- _Excerpt to read_:
□ □ □
What If A Wolf Approaches Me?
Take immediate action whenever you encounter a wolf that acts either unafraid or aggressive. If you notice the animal before it reaches 100 meters close to you, you can easily and slowly retreat. You can raise your arms and wave them in the air to make yourself appear larger. You should make lots of noise, throw sticks, rocks or sand at the wolf to scare him/them away. If fellow hikers are along, act in unison to send a noisy but clear message to the wolves that they are not welcome.
Wolfs Can Run Fast
Did you know that a wolf can run about 20 miles (32 km) per hour, and up to 40 miles (56 km) per hour when necessary? They can only do this only for a minute or two. They can “dog trot” around 5 miles (8km) per hour and can travel all day at this speed. A wolf pack may contain just two or three animals, or it may be 10 times as large.
Beware Of Aggression
If you encounter a wolf that seems aggressive, back away slowly without turning your back away from the wolf. You should never run away with your back turned. The same rule applies to bears encounters; don’t run. You can use bear spray or pepper spray if you have it and you have the skills to use it safely. Be aware of the range and operating conditions of the product you are using.
Hiking Bag Excursions – 10 Wolf Facts
You have learned the preventative side of dealing with wolves. Your fear should be lessened because you now have knowledge and understanding of the species. You are always cautious, aware and alert, so you will be fine.
□ □ □
- _Recorded data_:
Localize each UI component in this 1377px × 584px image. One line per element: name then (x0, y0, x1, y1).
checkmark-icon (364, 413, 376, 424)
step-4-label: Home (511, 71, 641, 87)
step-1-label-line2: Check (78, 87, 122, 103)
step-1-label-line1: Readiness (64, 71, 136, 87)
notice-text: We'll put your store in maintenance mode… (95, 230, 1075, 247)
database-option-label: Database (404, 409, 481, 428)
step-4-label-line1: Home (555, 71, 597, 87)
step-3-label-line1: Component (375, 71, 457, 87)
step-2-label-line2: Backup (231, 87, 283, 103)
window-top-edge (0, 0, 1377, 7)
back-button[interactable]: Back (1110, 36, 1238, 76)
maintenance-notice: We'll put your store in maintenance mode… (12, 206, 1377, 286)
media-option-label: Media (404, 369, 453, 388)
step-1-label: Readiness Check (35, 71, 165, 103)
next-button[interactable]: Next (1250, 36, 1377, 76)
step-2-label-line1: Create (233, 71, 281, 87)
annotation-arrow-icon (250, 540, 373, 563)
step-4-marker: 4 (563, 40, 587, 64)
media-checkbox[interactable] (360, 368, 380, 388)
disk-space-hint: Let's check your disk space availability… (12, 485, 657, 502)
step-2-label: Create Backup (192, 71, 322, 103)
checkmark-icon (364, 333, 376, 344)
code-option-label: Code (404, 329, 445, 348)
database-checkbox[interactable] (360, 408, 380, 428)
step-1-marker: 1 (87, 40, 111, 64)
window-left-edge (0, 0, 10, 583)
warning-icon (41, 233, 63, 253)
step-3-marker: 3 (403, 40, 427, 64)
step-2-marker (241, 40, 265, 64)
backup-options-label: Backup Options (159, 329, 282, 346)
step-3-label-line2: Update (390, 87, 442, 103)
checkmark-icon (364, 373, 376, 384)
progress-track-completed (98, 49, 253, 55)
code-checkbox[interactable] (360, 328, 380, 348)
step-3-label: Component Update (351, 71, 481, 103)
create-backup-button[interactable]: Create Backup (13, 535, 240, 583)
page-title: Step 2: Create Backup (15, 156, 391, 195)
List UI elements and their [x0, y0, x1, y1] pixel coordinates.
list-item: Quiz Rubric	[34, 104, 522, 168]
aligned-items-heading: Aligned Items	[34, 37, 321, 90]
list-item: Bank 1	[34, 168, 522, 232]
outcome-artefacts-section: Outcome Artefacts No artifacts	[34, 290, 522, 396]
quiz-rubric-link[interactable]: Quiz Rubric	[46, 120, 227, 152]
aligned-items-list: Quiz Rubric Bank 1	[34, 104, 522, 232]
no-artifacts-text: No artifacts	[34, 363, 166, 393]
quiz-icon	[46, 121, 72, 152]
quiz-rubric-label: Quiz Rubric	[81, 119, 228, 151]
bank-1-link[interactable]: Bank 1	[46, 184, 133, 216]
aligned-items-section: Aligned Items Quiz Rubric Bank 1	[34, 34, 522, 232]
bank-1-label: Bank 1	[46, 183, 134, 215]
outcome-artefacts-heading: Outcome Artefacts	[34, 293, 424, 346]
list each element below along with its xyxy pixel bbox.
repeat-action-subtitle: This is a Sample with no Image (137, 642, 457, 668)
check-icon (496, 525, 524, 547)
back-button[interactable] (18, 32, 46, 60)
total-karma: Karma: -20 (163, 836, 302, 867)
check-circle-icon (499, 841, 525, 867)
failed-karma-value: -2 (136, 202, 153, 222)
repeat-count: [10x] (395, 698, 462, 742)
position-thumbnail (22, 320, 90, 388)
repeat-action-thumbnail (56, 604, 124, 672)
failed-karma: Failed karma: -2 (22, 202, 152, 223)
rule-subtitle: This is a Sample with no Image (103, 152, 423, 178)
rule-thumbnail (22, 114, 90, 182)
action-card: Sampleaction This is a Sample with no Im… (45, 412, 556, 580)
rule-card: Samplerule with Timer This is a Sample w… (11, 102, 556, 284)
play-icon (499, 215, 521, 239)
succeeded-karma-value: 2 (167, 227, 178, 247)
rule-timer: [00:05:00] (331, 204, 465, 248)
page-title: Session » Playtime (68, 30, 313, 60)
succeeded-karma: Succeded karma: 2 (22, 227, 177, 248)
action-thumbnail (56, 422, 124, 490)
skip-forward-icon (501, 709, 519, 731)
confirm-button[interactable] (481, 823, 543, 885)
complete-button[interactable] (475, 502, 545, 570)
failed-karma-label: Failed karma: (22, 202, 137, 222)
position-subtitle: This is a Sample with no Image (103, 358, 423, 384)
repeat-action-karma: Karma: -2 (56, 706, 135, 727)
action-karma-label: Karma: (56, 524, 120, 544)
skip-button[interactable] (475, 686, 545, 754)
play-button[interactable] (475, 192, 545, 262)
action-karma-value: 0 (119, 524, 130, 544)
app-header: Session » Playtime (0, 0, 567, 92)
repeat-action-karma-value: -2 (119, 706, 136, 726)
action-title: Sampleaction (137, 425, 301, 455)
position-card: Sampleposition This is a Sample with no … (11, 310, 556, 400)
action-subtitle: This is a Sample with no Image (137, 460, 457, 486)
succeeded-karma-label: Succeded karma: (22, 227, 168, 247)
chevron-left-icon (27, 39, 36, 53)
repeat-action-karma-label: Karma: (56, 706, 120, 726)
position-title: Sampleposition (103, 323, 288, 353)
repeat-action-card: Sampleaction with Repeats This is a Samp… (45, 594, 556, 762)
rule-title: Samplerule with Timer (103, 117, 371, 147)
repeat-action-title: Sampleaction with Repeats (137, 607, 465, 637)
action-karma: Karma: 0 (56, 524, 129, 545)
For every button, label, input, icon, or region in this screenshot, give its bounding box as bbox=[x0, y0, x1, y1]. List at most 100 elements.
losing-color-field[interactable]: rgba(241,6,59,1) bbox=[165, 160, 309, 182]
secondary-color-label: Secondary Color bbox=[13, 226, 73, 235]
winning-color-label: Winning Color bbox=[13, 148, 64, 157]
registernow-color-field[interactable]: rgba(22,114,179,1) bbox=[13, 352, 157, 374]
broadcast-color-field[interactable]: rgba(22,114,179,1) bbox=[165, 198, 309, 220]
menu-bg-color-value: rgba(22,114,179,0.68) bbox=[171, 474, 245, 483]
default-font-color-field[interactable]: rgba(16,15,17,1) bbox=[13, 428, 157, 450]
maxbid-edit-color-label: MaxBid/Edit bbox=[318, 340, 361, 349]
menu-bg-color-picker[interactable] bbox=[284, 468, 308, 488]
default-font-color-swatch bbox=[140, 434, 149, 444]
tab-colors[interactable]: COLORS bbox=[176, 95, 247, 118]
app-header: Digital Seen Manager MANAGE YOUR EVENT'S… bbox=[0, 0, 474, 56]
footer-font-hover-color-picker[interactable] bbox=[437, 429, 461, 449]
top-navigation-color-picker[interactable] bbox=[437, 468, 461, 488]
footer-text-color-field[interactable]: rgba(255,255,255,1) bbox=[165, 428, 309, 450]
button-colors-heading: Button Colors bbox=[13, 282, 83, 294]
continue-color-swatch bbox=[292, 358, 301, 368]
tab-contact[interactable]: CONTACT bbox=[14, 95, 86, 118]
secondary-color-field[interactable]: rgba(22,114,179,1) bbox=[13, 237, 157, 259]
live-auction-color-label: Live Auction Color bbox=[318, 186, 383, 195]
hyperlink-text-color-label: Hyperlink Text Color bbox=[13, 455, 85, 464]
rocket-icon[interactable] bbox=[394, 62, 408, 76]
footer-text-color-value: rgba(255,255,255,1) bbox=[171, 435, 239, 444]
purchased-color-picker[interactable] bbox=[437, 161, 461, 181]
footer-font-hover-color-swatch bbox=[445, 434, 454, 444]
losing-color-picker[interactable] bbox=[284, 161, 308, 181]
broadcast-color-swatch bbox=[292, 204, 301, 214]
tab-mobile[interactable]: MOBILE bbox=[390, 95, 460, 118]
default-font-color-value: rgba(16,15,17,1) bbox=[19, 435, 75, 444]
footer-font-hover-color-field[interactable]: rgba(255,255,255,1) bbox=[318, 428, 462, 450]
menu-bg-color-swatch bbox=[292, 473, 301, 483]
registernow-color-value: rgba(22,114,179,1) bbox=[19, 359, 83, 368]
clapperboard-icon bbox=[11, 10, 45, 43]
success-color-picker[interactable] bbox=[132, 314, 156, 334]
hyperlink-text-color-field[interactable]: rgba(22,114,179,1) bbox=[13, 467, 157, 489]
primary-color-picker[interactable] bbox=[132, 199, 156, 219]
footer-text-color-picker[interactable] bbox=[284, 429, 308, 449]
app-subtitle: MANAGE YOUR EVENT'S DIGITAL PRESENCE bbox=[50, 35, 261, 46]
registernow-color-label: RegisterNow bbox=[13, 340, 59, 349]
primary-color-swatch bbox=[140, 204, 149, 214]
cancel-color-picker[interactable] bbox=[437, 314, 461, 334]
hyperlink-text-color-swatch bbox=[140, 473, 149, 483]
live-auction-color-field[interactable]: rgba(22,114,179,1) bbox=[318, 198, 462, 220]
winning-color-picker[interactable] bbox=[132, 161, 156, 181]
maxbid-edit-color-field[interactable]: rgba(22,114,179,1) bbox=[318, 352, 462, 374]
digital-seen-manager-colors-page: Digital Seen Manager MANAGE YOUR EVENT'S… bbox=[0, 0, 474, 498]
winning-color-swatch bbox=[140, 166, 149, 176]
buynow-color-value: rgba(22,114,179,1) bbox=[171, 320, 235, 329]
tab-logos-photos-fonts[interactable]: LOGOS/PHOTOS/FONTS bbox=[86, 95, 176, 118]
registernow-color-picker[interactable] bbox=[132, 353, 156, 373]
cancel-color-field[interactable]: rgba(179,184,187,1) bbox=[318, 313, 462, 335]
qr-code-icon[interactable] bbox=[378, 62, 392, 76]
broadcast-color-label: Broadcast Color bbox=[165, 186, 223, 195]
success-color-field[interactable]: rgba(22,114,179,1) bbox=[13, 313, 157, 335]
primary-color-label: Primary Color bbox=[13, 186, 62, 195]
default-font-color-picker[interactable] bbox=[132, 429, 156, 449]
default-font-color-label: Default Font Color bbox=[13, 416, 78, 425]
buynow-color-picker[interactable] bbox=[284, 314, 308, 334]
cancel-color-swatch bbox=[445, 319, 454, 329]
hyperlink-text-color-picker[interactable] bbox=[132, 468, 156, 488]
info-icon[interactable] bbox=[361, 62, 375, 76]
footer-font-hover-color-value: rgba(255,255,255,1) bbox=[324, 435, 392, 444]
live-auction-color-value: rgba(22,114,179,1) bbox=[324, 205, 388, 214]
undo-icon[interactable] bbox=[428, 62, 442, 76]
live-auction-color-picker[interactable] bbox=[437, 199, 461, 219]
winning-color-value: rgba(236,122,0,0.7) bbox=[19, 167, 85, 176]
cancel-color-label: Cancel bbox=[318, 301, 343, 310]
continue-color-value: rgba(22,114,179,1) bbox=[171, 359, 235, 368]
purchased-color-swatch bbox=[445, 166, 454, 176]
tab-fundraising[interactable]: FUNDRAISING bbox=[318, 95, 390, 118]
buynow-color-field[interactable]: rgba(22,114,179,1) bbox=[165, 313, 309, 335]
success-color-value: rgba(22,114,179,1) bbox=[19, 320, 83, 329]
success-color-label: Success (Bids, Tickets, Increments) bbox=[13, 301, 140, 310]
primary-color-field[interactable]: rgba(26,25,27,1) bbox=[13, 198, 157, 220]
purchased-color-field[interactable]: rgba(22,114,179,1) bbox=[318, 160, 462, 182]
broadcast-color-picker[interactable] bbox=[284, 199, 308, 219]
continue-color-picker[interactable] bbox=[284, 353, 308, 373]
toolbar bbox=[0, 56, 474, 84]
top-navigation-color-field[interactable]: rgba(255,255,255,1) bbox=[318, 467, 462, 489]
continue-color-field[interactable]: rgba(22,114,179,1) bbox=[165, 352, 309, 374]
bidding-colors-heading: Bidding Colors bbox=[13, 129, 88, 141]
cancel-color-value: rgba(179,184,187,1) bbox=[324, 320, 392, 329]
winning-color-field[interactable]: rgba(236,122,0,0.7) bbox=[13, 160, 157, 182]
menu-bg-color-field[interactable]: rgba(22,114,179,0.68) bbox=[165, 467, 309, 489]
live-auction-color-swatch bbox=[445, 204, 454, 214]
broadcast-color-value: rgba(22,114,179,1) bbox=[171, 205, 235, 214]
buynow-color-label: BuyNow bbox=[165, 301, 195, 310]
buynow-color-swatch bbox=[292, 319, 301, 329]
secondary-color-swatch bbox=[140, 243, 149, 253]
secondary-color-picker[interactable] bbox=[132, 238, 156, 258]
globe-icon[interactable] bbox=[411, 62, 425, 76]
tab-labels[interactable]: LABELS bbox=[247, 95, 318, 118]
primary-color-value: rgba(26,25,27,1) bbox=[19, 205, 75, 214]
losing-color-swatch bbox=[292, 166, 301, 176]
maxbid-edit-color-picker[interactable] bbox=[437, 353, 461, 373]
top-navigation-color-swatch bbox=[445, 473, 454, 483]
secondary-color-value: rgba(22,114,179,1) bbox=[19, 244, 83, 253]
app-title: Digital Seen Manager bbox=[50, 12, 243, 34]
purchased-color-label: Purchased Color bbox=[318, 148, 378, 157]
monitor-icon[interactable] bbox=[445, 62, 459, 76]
□ □ □
Write what comes next in the wolf safety text, picking up after its last sentence.

Interesting Facts About Wolves
- Wolves are the largest members of the Canidae family, which includes domestic dogs, coyotes, dingoes, African hunting dogs, many types of foxes, and several kinds of jackals.
- This animal runs on their toes, which helps them to stop and turn quickly and to prevent their paw pads from wearing down.
- At one time wolves were the most widely distributed land predator the world had ever seen. The only places they didn’t thrive were in the true desert and rain forests.
- A wolf pup’s eyes are blue at birth. Their eyes turn yellow by the time they are eight months old.
- Their jaw has a crushing pressure of nearly 1,500 pounds per square inch (compared with around 750 for a large dog). The jaws themselves are massive, bearing 42 teeth specialized for stabbing, shearing, and crunching bones. That jaws also open farther than that of a dog.
- They can swim distances of up to 8 miles aided by small webs between their toes.
- You’ve heard what a wolf’s howl sounds like. They howl to contact separated members of their group to rally them before hunting, or to warn rival wolf packs to keep away.
- A lone wolf will howl to attract mates or just because they are alone. Each wolf howls for only about five seconds, but howls can seem much longer when the entire pack joins in. Biologists have found that wolves will respond to humans imitating their howls.
- They were the first animals to be placed on the U.S. Endangered Species Act list in 1973.
- The last wolf in Yellowstone Park was killed in 1926. In 1995, wolves were reintroduced and, after just ten years, approximately 136 wolves now roam the Park in about 13 wolf packs.
Hiking Bag Trips – Conquer Your Fears
If you have knowledge, you have power. When you familiarize yourself with animals in the wilderness where you hike, you will know what to expect. When you are armed with pertinent information and feel confident, dealing with wild animals is not so scary. Wolves are beautiful creatures, but you need to keep your distance and use care not to invite them into your space on the trail or campground. Happy Hiking!